• [Dataset records]:
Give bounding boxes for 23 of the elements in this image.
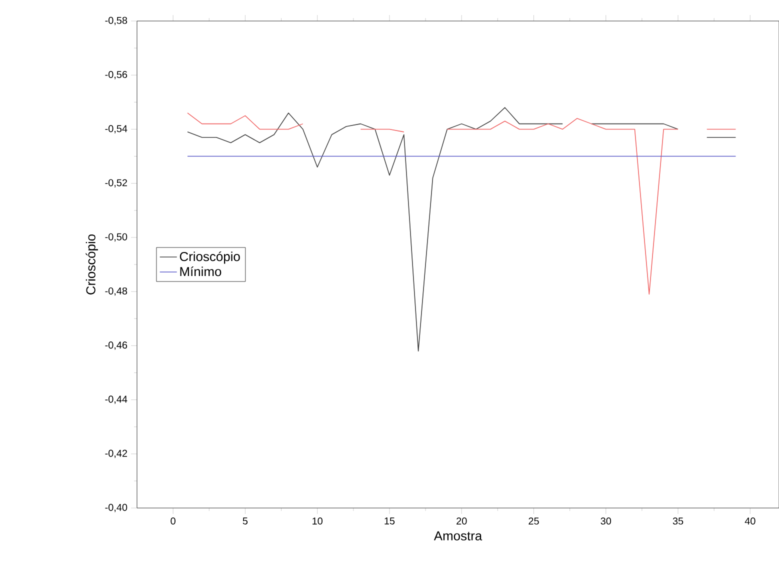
- y-tick-label: -0,40: [105, 504, 128, 512]
- x-tick-label: 10: [312, 518, 322, 525]
- y-tick-label: -0,44: [105, 396, 128, 404]
- legend-label: Mínimo: [180, 266, 222, 276]
- x-tick-label: 40: [744, 518, 756, 525]
- x-tick-label: 5: [242, 518, 248, 524]
- x-axis-title: Amostra: [434, 531, 482, 540]
- x-tick-label: 0: [170, 518, 176, 525]
- y-tick-label: -0,42: [105, 450, 128, 458]
- x-tick-label: 25: [528, 518, 539, 525]
- x-tick-label: 15: [384, 518, 395, 524]
- y-tick-label: -0,48: [105, 287, 128, 296]
- legend-label: Crioscópio: [180, 251, 240, 264]
- x-tick-label: 35: [672, 518, 684, 525]
- y-axis-title: Crioscópio: [86, 234, 98, 294]
- y-tick-label: -0,54: [105, 125, 128, 134]
- x-tick-label: 20: [456, 518, 467, 525]
- y-tick-label: -0,46: [105, 342, 128, 350]
- y-tick-label: -0,50: [105, 233, 128, 242]
- y-tick-label: -0,52: [105, 179, 128, 188]
- y-tick-label: -0,56: [105, 71, 128, 80]
- y-tick-label: -0,58: [105, 16, 128, 26]
- x-tick-label: 30: [600, 518, 612, 525]
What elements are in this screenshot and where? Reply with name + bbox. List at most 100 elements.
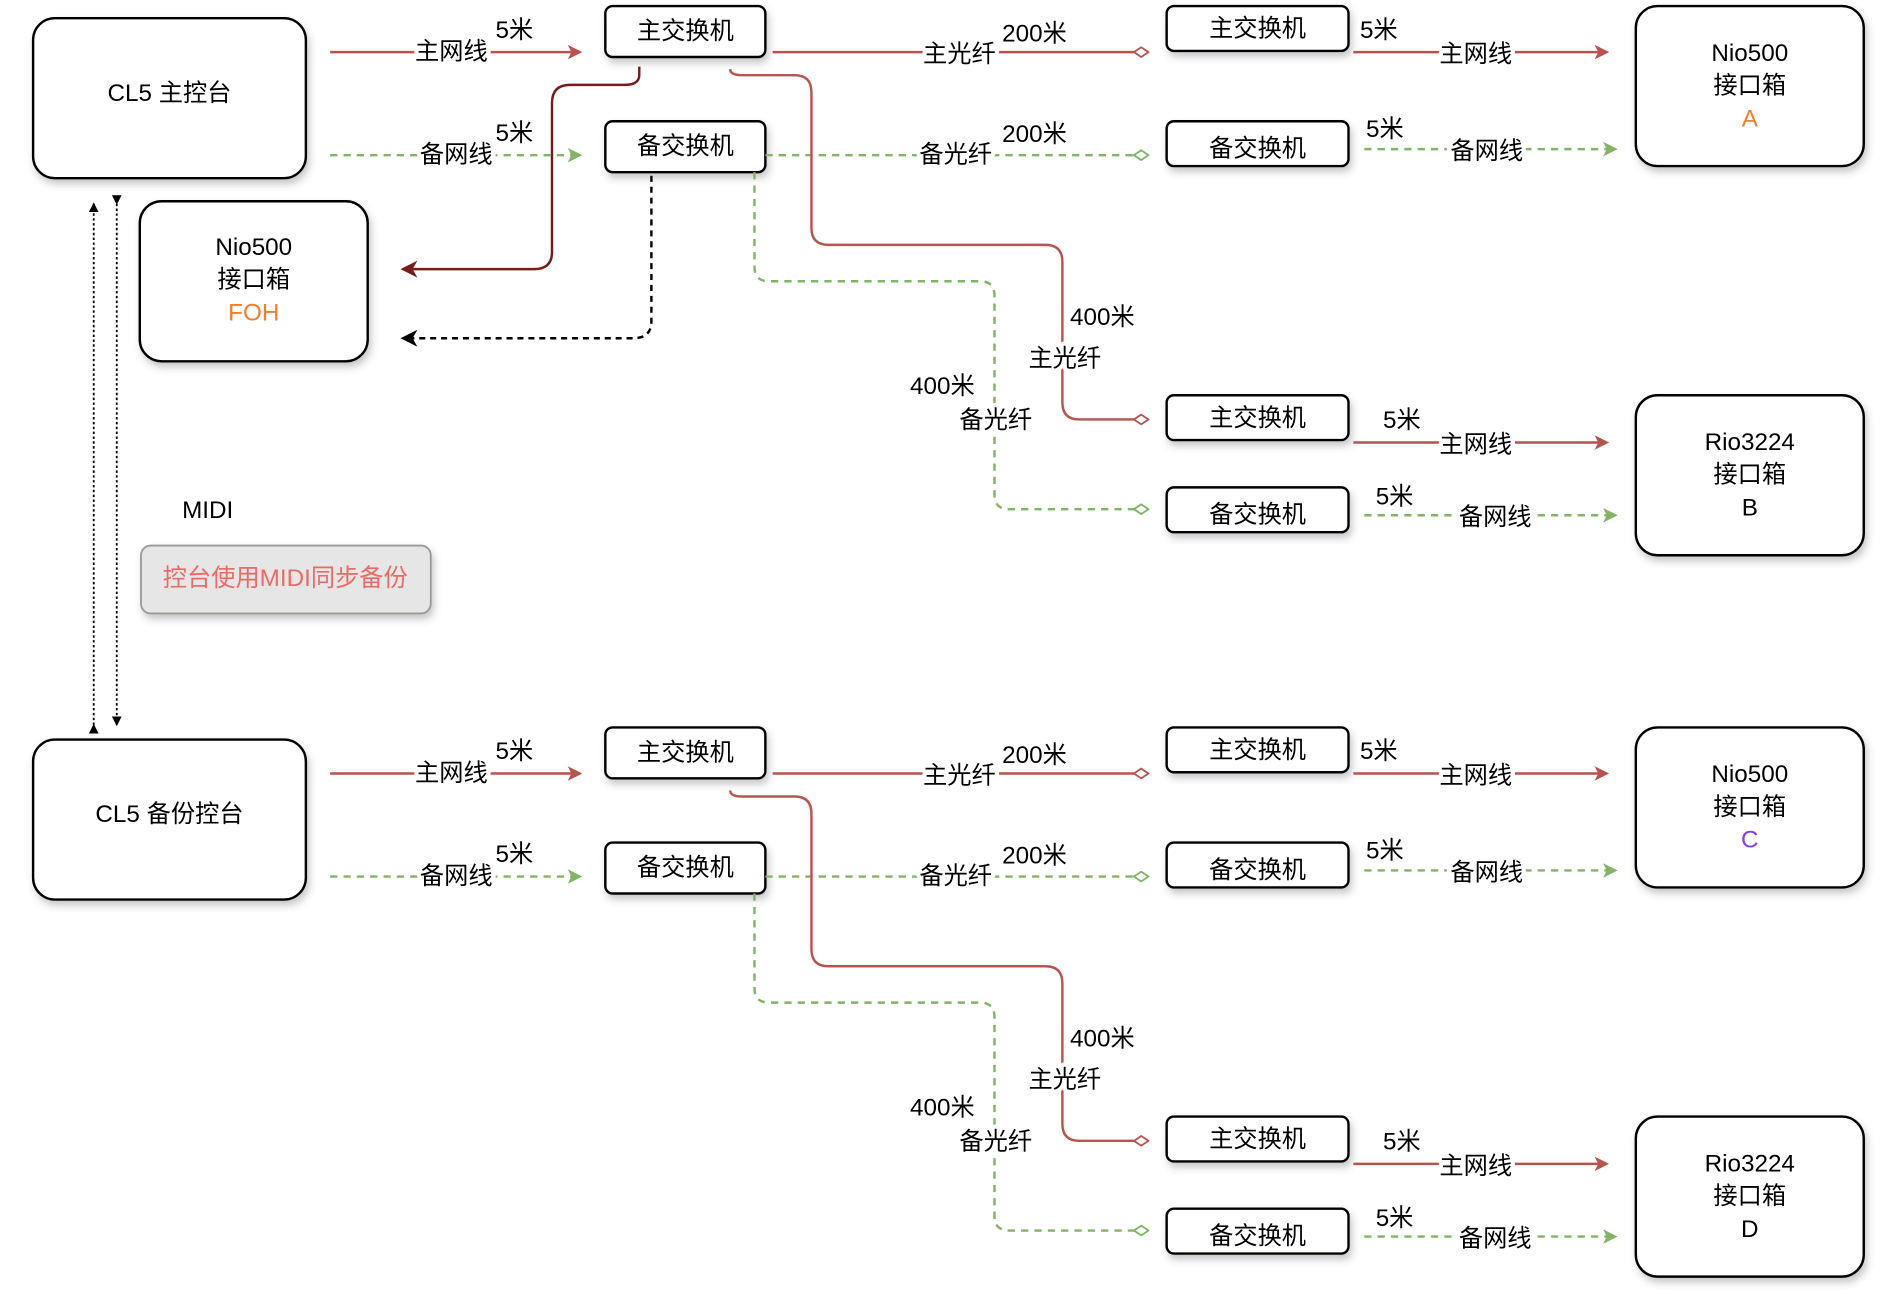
stage-box-a[interactable]: Nio500 接口箱 A <box>1634 4 1865 168</box>
backup-cable-length: 5米 <box>1366 838 1404 865</box>
backup-fiber-length: 200米 <box>1002 121 1067 148</box>
stage-box-id: C <box>1741 827 1759 854</box>
main-cable-length: 5米 <box>1383 407 1421 434</box>
main-switch-remote[interactable]: 主交换机 <box>1165 4 1350 53</box>
main-cable-label: 主网线 <box>415 760 488 787</box>
stage-box-type: 接口箱 <box>1713 1183 1786 1210</box>
main-cable-label: 主网线 <box>1439 762 1512 789</box>
backup-fiber-length: 200米 <box>1002 842 1067 869</box>
main-switch-remote[interactable]: 主交换机 <box>1165 394 1350 442</box>
foh-id: FOH <box>228 299 279 326</box>
foh-main-link <box>400 66 641 278</box>
main-cable-label: 主网线 <box>415 39 488 66</box>
stage-box-type: 接口箱 <box>1713 794 1786 821</box>
main-switch-remote[interactable]: 主交换机 <box>1165 726 1350 774</box>
foh-interface-box[interactable]: Nio500 接口箱 FOH <box>138 200 369 363</box>
backup-cable-length: 5米 <box>1366 116 1404 143</box>
backup-cable-length: 5米 <box>496 841 534 868</box>
backup-switch-label: 备交换机 <box>1209 857 1306 884</box>
main-fiber-long-label: 主光纤 <box>1028 1067 1101 1094</box>
main-switch-label: 主交换机 <box>1209 16 1306 43</box>
main-cable-length: 5米 <box>1383 1129 1421 1156</box>
midi-backup-button-label: 控台使用MIDI同步备份 <box>163 565 408 592</box>
midi-backup-button[interactable]: 控台使用MIDI同步备份 <box>140 544 432 615</box>
console-box[interactable]: CL5 备份控台 <box>31 738 308 901</box>
backup-cable-label: 备网线 <box>1459 1226 1532 1253</box>
backup-fiber-long-length: 400米 <box>910 1095 975 1122</box>
console-label: CL5 主控台 <box>108 80 232 107</box>
backup-cable-label: 备网线 <box>1450 138 1523 165</box>
backup-cable-label: 备网线 <box>1450 859 1523 886</box>
main-cable-label: 主网线 <box>1439 41 1512 68</box>
main-fiber-long-label: 主光纤 <box>1028 345 1101 372</box>
foh-type: 接口箱 <box>217 267 290 294</box>
backup-switch-label: 备交换机 <box>1209 502 1306 529</box>
backup-switch-label: 备交换机 <box>1209 136 1306 163</box>
stage-box-id: B <box>1742 494 1758 521</box>
main-fiber-label: 主光纤 <box>923 762 996 789</box>
backup-switch-label: 备交换机 <box>637 855 734 882</box>
backup-cable-label: 备网线 <box>1459 504 1532 531</box>
stage-box-name: Nio500 <box>1711 761 1788 788</box>
backup-switch-local[interactable]: 备交换机 <box>604 120 767 174</box>
main-switch-remote[interactable]: 主交换机 <box>1165 1115 1350 1163</box>
backup-fiber-label: 备光纤 <box>919 142 992 169</box>
main-cable-length: 5米 <box>1360 17 1398 44</box>
stage-box-name: Nio500 <box>1711 40 1788 67</box>
backup-switch-remote[interactable]: 备交换机 <box>1165 120 1350 168</box>
backup-cable-label: 备网线 <box>420 863 493 890</box>
main-cable-length: 5米 <box>1360 738 1398 765</box>
main-cable-label: 主网线 <box>1439 431 1512 458</box>
backup-fiber-long-length: 400米 <box>910 373 975 400</box>
main-fiber-long-length: 400米 <box>1070 1025 1135 1052</box>
stage-box-type: 接口箱 <box>1713 73 1786 100</box>
backup-cable-length: 5米 <box>496 120 534 147</box>
stage-box-c[interactable]: Nio500 接口箱 C <box>1634 726 1865 889</box>
stage-box-name: Rio3224 <box>1705 1150 1795 1177</box>
main-switch-label: 主交换机 <box>1209 405 1306 432</box>
backup-switch-remote[interactable]: 备交换机 <box>1165 1207 1350 1255</box>
backup-cable-length: 5米 <box>1376 1205 1414 1232</box>
main-cable-length: 5米 <box>496 738 534 765</box>
main-switch-local[interactable]: 主交换机 <box>604 4 767 59</box>
stage-box-b[interactable]: Rio3224 接口箱 B <box>1634 394 1865 557</box>
backup-switch-label: 备交换机 <box>1209 1223 1306 1250</box>
main-fiber-label: 主光纤 <box>923 41 996 68</box>
backup-cable-length: 5米 <box>1376 484 1414 511</box>
foh-backup-link <box>400 175 653 347</box>
backup-switch-remote[interactable]: 备交换机 <box>1165 486 1350 534</box>
backup-fiber-long-label: 备光纤 <box>959 407 1032 434</box>
stage-box-name: Rio3224 <box>1705 429 1795 456</box>
stage-box-id: D <box>1741 1216 1759 1243</box>
main-switch-label: 主交换机 <box>1209 737 1306 764</box>
stage-box-id: A <box>1742 105 1759 132</box>
main-switch-local[interactable]: 主交换机 <box>604 726 767 780</box>
midi-label: MIDI <box>182 497 233 524</box>
backup-switch-local[interactable]: 备交换机 <box>604 841 767 895</box>
system-0: CL5 主控台 <box>31 16 308 180</box>
stage-box-type: 接口箱 <box>1713 462 1786 489</box>
main-fiber-400 <box>728 790 1148 1140</box>
system-1: CL5 备份控台 <box>31 738 308 901</box>
main-switch-label: 主交换机 <box>637 18 734 45</box>
backup-switch-label: 备交换机 <box>637 133 734 160</box>
console-label: CL5 备份控台 <box>95 801 243 828</box>
foh-name: Nio500 <box>215 234 292 261</box>
backup-cable-label: 备网线 <box>420 142 493 169</box>
backup-fiber-400 <box>753 893 1148 1231</box>
stage-box-d[interactable]: Rio3224 接口箱 D <box>1634 1115 1865 1278</box>
console-box[interactable]: CL5 主控台 <box>31 16 308 180</box>
backup-switch-remote[interactable]: 备交换机 <box>1165 841 1350 889</box>
backup-fiber-label: 备光纤 <box>919 863 992 890</box>
main-fiber-long-length: 400米 <box>1070 304 1135 331</box>
main-switch-label: 主交换机 <box>1209 1126 1306 1153</box>
main-fiber-length: 200米 <box>1002 20 1067 47</box>
main-fiber-length: 200米 <box>1002 742 1067 769</box>
main-switch-label: 主交换机 <box>637 739 734 766</box>
backup-fiber-400 <box>753 172 1148 509</box>
main-cable-length: 5米 <box>496 17 534 44</box>
main-fiber-400 <box>728 68 1148 419</box>
main-cable-label: 主网线 <box>1439 1153 1512 1180</box>
backup-fiber-long-label: 备光纤 <box>959 1129 1032 1156</box>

• [Task to complete]: How many lines in the rows above contain the string "system", matching case exactly? Reply with the number alone.

• [Full response]: 2